Records to process

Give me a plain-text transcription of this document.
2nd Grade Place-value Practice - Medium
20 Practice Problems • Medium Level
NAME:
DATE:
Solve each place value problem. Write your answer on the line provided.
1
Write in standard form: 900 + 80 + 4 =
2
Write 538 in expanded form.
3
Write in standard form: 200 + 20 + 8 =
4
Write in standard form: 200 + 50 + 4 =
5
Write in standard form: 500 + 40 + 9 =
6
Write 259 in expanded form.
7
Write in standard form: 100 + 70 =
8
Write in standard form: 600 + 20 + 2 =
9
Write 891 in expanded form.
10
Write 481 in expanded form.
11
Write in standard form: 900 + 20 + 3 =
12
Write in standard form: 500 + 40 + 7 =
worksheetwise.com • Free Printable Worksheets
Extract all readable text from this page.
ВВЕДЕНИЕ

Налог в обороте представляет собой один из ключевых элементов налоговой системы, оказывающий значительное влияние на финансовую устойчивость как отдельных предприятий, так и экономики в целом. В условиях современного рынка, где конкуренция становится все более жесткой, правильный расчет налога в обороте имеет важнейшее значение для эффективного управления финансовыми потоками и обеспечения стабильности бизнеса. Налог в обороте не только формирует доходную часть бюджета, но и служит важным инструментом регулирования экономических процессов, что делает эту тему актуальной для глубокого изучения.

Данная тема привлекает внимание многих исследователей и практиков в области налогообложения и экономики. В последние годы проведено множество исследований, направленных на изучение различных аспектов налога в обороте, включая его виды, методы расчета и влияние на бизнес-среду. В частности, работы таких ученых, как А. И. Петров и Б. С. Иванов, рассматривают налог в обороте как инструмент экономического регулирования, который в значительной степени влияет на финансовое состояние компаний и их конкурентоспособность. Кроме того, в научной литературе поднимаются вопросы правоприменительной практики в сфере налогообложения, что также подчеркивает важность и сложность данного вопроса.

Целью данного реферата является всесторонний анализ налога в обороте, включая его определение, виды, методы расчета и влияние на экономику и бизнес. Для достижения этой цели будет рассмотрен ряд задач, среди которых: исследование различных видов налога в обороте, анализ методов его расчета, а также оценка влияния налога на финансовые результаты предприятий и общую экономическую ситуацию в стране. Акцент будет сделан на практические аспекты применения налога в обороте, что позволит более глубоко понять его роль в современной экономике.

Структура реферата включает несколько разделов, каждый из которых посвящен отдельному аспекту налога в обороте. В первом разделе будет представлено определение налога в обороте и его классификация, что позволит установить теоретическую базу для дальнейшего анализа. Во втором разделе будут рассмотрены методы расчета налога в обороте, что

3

---

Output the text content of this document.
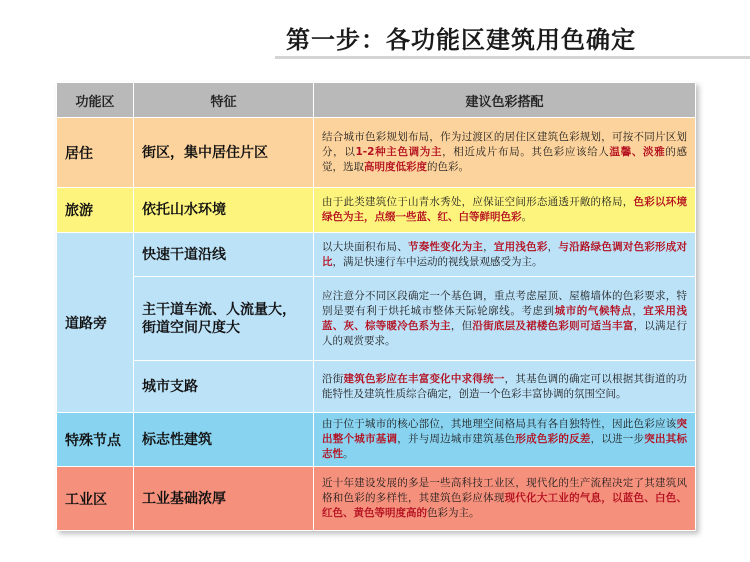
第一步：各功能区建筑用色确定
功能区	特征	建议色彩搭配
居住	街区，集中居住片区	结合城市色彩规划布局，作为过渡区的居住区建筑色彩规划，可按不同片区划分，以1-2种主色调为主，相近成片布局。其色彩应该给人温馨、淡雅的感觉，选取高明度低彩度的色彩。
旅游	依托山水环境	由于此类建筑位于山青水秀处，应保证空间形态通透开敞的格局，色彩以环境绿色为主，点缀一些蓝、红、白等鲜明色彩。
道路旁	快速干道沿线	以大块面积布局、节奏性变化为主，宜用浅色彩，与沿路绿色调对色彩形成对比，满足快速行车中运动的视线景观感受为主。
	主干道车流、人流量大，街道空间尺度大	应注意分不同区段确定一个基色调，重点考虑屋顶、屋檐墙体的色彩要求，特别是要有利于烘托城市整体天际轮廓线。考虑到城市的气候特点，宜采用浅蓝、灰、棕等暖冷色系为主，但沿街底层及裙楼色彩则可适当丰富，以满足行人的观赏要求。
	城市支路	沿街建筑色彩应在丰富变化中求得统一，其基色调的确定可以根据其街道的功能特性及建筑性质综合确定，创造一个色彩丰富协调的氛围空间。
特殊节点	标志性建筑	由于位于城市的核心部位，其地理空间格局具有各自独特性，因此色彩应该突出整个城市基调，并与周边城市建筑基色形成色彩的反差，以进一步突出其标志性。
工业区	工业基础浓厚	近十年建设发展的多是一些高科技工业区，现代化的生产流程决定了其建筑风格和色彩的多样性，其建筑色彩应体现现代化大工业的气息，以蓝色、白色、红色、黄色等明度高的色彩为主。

Aim
Your answer should be a single number: the count of lines in the material above that contain "this".

Output below
3